- **Work to be completed**: In the records below, find each line holding the word "JSON" and copy it.

- **Materials provided**:
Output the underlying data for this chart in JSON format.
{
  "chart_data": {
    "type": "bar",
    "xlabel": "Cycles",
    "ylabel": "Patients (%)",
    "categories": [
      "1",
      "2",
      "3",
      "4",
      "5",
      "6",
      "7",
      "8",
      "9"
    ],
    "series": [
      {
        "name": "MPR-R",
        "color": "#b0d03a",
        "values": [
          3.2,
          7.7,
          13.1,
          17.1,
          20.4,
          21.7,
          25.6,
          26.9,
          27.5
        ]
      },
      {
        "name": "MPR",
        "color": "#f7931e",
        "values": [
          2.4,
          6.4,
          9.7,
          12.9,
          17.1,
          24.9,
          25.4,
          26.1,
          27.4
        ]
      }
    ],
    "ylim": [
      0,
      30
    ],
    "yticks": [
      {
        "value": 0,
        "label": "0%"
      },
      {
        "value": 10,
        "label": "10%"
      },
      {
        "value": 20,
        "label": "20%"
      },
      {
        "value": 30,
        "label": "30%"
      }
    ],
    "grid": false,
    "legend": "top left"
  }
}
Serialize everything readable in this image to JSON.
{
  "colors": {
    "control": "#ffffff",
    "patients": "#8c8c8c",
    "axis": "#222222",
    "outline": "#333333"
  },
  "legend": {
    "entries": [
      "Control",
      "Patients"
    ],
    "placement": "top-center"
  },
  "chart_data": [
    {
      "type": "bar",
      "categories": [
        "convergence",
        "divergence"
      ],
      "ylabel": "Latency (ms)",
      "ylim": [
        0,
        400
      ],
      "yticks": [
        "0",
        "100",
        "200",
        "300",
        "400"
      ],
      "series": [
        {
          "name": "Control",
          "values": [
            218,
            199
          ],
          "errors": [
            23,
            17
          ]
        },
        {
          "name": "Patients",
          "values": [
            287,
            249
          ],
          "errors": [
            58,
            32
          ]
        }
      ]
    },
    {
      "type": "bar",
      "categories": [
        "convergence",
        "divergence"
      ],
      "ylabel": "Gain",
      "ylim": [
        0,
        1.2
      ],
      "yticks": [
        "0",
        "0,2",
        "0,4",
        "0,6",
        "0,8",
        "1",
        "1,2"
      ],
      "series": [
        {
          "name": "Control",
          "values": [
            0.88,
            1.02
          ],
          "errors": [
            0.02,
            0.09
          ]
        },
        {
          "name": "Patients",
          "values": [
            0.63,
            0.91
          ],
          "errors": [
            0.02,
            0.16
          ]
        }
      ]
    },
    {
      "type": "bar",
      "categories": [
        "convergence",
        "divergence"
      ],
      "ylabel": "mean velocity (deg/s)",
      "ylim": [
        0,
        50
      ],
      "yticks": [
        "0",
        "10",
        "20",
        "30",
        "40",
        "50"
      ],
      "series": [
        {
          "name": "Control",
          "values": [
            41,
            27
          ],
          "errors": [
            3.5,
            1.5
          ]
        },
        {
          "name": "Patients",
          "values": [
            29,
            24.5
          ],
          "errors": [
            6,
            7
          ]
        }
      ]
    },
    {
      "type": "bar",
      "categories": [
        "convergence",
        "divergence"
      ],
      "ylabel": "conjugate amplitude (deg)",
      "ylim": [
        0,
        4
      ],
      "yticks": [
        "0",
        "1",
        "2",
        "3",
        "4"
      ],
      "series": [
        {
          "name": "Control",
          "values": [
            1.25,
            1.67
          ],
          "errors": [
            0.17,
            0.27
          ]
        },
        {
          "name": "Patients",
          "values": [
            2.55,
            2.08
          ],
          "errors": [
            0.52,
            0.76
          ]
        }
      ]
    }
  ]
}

- **Response**:
Output the underlying data for this chart in JSON format.
Serialize everything readable in this image to JSON.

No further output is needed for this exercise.